Can you copy out, word for word, the rows that open with the very first line and close with the line containing "- paragraph: −", including both of those lines?

◆ Entries ◆
============================================================
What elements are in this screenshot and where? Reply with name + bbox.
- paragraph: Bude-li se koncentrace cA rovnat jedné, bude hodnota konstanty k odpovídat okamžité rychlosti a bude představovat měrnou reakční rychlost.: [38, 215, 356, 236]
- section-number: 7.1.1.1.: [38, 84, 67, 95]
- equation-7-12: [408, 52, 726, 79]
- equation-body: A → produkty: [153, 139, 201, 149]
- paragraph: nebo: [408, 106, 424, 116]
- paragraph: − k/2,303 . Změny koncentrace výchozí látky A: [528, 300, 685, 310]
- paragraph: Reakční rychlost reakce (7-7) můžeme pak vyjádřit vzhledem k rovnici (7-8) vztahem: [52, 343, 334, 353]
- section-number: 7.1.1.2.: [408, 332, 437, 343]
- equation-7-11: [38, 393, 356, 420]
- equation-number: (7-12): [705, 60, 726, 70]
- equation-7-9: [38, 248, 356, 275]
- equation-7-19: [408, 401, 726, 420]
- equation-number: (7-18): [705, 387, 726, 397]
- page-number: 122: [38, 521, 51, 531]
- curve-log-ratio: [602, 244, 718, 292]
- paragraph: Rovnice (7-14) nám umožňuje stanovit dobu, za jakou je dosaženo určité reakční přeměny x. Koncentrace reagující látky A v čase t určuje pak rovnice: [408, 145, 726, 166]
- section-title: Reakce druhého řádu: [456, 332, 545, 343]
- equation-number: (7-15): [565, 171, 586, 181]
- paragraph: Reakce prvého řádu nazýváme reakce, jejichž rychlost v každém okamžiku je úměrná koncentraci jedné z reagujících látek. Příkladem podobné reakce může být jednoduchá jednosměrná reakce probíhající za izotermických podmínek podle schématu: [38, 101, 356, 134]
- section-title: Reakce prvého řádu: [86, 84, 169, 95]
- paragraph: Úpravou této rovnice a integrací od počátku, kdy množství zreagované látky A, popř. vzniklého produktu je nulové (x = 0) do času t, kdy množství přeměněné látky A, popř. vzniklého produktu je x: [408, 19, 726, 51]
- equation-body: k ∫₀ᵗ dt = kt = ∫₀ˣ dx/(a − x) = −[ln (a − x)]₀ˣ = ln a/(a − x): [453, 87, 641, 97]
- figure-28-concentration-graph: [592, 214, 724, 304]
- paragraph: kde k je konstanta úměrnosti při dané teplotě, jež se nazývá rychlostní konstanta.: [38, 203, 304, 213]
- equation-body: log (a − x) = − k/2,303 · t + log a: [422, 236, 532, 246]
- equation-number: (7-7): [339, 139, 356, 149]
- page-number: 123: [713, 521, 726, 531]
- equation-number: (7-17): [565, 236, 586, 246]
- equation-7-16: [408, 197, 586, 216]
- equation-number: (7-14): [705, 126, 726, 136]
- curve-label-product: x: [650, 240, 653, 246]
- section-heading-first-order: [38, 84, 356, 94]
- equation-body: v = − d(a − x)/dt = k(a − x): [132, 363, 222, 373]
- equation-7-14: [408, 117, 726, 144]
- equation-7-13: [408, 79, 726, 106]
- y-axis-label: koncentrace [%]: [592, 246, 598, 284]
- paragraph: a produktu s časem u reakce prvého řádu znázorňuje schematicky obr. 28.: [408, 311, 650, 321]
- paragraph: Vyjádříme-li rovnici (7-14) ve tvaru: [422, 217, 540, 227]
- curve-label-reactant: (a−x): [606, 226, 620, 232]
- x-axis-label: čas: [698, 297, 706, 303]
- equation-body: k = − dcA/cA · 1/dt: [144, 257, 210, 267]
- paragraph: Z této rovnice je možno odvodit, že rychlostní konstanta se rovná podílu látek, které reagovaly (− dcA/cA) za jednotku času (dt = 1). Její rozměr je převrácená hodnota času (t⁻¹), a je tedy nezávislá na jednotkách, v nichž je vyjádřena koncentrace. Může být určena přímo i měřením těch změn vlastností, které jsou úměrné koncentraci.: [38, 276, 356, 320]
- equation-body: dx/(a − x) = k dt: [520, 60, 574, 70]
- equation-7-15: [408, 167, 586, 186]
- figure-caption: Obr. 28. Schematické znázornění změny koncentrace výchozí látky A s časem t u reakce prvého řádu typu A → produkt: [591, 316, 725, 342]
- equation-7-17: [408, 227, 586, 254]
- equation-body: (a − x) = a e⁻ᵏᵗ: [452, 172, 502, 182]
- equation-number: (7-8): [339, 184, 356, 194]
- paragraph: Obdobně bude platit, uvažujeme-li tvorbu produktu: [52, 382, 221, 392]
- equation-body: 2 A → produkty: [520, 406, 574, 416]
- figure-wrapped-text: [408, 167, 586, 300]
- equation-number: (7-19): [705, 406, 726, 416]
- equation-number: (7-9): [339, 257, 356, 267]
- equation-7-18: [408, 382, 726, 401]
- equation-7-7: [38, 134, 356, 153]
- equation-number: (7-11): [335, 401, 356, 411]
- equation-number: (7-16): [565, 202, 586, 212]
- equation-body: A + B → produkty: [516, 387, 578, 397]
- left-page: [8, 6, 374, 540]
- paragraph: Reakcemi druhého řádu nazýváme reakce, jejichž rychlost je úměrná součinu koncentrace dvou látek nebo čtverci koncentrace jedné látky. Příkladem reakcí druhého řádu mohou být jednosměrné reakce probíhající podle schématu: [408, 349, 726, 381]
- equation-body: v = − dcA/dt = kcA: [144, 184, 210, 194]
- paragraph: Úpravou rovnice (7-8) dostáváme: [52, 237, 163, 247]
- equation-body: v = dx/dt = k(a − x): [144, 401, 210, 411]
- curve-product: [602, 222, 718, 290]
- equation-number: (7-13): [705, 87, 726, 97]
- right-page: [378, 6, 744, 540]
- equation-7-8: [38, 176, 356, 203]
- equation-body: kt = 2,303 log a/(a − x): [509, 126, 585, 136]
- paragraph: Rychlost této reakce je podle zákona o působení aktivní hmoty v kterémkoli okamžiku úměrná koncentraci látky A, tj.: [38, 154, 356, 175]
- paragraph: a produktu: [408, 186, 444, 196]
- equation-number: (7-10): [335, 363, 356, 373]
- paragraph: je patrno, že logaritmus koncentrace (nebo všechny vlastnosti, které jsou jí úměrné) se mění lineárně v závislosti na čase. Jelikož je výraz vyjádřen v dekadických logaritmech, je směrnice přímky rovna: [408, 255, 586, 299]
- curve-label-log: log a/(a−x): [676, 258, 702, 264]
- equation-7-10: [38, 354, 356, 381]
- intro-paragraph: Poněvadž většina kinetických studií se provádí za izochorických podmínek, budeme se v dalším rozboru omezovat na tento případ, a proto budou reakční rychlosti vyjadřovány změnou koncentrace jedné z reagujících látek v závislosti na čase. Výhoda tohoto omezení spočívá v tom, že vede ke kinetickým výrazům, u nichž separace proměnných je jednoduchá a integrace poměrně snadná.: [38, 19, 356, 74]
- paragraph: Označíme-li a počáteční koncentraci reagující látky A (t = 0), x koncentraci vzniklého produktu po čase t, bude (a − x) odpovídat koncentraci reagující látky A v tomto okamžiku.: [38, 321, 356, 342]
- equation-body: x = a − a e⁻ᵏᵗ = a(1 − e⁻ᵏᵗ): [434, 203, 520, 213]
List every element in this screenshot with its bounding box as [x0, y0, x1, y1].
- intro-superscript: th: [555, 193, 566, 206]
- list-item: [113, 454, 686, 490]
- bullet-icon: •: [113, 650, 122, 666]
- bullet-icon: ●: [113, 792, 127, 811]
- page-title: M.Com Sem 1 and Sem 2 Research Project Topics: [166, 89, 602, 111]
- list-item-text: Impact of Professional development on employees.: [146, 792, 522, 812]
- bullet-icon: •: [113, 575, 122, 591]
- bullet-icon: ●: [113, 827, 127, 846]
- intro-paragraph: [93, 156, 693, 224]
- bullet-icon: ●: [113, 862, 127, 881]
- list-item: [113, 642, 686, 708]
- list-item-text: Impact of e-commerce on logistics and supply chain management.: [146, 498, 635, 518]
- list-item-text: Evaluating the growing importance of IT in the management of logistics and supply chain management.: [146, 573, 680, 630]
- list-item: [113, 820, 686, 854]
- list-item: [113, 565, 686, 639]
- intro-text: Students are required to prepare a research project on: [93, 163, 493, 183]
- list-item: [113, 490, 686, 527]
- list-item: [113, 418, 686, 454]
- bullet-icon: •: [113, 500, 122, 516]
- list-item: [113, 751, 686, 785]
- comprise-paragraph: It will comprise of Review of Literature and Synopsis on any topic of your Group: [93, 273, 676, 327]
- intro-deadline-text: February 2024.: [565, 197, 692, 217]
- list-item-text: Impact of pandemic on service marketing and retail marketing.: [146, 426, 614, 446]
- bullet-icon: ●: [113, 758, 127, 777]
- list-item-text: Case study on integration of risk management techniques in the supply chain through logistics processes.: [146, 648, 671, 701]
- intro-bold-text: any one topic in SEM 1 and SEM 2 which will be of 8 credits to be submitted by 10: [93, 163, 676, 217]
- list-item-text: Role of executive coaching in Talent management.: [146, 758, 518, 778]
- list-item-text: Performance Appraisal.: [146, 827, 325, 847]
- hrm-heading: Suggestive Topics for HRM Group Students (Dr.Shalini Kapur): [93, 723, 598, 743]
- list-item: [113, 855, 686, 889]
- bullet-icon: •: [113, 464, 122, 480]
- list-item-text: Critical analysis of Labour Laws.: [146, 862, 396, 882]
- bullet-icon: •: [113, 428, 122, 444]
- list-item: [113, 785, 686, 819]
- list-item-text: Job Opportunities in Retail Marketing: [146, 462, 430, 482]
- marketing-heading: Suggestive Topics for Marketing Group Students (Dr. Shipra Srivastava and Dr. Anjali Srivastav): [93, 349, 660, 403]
============================================================
◆ Task output ◆
What elements are in this screenshot and where? Reply with name + bbox.
- paragraph: Bude-li se koncentrace cA rovnat jedné, bude hodnota konstanty k odpovídat okamžité rychlosti a bude představovat měrnou reakční rychlost.: [38, 215, 356, 236]
- section-number: 7.1.1.1.: [38, 84, 67, 95]
- equation-7-12: [408, 52, 726, 79]
- equation-body: A → produkty: [153, 139, 201, 149]
- paragraph: nebo: [408, 106, 424, 116]
- paragraph: − k/2,303 . Změny koncentrace výchozí látky A: [528, 300, 685, 310]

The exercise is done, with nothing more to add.